Go through the material below and copy all lines with "name".

== Supplied records ==

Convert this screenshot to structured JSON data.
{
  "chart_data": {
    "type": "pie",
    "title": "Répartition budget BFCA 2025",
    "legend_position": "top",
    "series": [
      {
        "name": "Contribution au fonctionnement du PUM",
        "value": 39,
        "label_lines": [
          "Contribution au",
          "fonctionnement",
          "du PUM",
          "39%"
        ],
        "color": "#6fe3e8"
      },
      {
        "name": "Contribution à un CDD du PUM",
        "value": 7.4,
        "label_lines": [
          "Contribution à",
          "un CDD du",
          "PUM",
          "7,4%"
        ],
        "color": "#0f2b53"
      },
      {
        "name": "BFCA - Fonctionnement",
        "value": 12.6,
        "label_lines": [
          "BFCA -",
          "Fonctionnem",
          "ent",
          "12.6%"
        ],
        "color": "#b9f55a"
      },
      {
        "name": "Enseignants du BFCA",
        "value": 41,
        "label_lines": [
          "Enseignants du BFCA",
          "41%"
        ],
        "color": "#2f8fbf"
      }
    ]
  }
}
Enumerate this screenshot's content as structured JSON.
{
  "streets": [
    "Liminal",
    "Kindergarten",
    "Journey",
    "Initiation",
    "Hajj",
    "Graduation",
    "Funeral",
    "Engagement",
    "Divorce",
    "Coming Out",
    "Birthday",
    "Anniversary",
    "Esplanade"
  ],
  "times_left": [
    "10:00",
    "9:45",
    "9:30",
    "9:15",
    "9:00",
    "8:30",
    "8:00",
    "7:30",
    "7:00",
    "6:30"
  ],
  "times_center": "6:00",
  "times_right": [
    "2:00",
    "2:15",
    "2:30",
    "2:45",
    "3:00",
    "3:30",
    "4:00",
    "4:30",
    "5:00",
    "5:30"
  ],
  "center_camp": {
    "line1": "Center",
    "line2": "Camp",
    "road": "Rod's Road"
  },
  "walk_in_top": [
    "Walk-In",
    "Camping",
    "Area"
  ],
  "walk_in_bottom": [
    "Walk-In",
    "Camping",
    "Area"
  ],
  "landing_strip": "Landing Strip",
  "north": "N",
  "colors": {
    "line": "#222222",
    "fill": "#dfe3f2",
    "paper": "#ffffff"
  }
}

===

_Result_
        "name": "Contribution au fonctionnement du PUM",
        "name": "Contribution à un CDD du PUM",
        "name": "BFCA - Fonctionnement",
        "name": "Enseignants du BFCA",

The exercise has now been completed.